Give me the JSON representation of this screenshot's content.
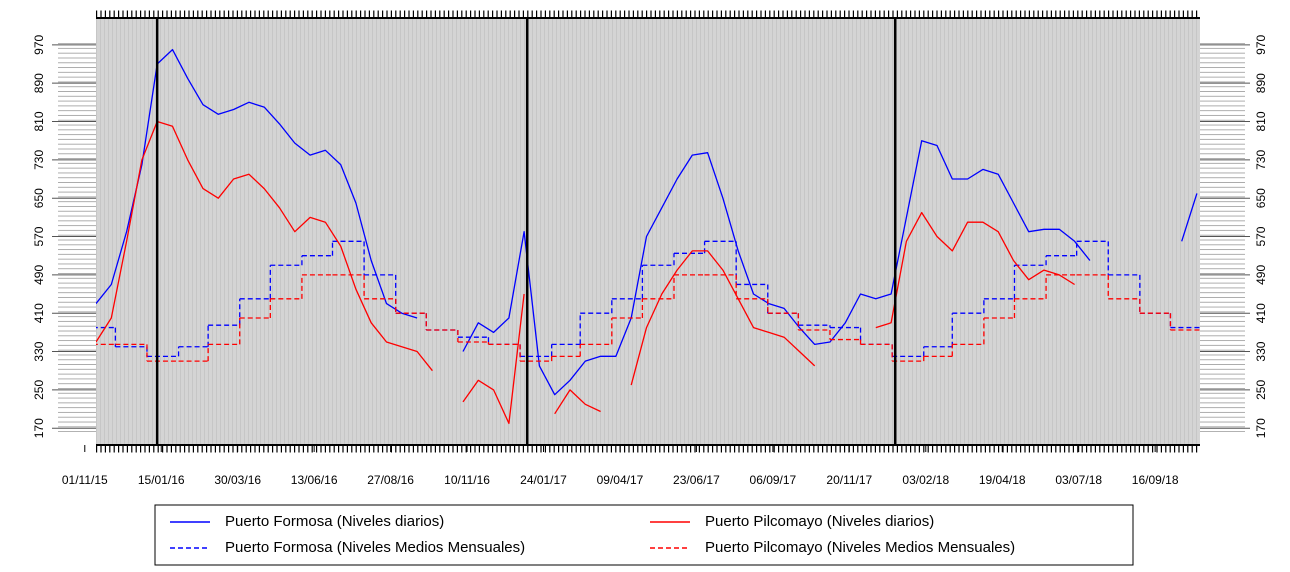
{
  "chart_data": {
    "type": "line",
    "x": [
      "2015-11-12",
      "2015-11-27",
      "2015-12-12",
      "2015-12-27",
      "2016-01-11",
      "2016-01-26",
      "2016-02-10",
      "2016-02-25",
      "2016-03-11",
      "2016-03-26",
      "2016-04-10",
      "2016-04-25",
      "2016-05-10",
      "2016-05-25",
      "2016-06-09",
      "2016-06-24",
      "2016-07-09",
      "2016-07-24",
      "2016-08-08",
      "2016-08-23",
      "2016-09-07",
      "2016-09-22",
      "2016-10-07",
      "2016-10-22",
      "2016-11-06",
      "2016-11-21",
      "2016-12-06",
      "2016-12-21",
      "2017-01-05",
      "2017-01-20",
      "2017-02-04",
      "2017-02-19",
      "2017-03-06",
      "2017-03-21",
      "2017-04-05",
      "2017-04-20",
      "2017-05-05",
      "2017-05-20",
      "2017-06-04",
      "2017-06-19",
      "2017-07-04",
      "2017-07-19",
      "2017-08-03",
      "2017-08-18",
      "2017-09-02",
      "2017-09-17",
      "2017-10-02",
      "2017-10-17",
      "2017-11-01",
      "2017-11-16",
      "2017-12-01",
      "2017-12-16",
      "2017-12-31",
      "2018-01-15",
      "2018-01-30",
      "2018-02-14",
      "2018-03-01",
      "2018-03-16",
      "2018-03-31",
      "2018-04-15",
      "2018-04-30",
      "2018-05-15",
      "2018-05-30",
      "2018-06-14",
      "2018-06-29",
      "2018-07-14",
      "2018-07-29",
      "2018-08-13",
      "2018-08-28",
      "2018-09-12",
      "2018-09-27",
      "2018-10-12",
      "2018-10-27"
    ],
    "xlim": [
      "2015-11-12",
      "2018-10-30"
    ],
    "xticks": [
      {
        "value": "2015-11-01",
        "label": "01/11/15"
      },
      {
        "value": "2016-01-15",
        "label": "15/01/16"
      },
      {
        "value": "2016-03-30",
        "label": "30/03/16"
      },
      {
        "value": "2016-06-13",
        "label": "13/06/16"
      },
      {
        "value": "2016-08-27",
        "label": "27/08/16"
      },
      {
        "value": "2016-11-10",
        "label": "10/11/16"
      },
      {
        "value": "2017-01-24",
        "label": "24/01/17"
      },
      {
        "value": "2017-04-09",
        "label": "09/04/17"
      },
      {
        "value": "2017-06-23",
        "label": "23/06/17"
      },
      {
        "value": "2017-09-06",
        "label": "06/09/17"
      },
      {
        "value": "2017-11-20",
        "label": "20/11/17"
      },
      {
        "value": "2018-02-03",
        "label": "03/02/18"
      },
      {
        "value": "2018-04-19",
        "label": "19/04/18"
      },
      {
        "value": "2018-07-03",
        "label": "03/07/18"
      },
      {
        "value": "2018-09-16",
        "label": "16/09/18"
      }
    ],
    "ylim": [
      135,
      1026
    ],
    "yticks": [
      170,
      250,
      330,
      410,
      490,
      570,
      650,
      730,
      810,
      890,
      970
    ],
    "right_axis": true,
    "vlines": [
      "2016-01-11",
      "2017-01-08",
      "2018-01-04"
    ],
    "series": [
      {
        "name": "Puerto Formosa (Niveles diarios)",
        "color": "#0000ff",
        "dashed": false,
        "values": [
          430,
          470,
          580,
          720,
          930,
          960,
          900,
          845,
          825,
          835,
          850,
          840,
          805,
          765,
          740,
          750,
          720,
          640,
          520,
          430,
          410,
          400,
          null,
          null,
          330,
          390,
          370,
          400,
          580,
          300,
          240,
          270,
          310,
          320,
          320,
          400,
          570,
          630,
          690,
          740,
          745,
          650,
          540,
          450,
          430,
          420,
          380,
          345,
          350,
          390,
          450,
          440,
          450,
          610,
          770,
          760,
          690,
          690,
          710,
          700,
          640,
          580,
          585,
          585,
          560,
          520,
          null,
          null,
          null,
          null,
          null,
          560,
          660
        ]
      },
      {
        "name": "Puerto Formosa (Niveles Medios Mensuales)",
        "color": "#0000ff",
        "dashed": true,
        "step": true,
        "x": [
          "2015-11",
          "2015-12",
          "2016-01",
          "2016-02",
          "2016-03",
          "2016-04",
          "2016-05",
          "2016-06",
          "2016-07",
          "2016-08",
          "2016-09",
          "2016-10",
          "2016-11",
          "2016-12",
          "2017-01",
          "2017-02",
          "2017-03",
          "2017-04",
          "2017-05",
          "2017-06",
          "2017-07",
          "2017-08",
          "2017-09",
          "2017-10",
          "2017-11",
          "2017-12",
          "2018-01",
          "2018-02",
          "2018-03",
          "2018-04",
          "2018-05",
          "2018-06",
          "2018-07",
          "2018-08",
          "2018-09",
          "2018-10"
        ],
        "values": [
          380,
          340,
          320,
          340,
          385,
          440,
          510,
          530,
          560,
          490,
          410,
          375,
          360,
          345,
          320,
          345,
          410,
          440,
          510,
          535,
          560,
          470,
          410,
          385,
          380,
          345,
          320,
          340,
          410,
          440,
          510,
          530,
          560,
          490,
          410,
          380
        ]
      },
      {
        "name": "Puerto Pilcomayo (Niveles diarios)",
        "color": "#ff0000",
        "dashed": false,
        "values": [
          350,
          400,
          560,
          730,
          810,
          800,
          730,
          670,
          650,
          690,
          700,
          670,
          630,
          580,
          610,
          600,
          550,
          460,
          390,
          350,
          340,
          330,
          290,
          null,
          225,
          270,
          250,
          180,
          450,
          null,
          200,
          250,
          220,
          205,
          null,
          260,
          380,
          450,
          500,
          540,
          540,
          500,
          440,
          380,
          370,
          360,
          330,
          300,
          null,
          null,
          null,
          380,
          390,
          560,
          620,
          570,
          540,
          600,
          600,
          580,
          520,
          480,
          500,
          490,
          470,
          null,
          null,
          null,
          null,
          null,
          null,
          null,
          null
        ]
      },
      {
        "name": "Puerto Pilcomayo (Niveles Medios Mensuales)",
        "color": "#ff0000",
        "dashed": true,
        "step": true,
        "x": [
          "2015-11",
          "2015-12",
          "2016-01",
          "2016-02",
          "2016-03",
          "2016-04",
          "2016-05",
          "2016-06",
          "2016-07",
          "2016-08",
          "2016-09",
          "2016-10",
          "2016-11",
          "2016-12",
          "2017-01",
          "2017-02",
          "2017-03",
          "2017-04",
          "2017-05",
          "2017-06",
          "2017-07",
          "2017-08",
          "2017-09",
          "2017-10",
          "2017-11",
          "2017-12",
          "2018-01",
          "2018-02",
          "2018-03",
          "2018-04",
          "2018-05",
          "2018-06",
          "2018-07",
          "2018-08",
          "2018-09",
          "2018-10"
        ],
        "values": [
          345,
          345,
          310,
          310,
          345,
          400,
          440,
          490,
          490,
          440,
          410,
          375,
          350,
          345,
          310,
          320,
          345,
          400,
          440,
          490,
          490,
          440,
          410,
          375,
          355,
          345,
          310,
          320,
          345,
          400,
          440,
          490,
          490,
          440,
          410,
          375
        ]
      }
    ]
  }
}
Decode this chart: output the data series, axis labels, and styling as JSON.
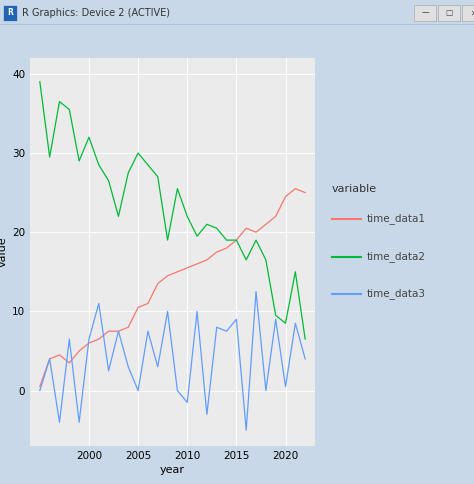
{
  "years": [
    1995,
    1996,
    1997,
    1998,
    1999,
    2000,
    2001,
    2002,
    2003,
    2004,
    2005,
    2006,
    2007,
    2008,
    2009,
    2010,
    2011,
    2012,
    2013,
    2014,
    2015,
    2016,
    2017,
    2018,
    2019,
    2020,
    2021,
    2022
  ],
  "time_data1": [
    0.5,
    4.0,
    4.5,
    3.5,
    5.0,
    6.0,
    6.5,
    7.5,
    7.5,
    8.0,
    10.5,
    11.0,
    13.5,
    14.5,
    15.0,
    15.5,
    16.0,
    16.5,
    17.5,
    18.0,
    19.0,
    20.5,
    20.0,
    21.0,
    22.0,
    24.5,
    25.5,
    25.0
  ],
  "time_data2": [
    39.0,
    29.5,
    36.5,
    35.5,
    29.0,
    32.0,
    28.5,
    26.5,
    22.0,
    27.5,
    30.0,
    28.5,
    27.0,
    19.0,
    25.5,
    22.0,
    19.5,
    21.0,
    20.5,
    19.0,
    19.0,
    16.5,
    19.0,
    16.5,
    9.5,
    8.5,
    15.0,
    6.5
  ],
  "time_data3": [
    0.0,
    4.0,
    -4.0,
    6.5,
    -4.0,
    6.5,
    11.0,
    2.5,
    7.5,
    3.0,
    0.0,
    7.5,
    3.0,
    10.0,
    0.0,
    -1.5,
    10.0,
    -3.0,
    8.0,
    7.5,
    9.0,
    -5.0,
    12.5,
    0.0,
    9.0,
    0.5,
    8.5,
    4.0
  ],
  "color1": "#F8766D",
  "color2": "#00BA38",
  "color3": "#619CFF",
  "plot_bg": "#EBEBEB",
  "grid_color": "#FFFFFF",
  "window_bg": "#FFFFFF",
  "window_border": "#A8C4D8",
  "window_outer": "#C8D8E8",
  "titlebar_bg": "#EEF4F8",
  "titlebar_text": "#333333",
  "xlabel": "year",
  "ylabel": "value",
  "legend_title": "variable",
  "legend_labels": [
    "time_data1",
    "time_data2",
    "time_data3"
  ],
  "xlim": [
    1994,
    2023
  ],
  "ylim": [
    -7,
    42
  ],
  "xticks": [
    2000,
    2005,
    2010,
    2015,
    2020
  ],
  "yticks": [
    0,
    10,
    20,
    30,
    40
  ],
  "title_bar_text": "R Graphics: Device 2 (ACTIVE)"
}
* * * *
# THE TASK:
Tally the lines of the records holding the word "Pilcomayo", then state only the tally.

# CORRECT RESULT:
2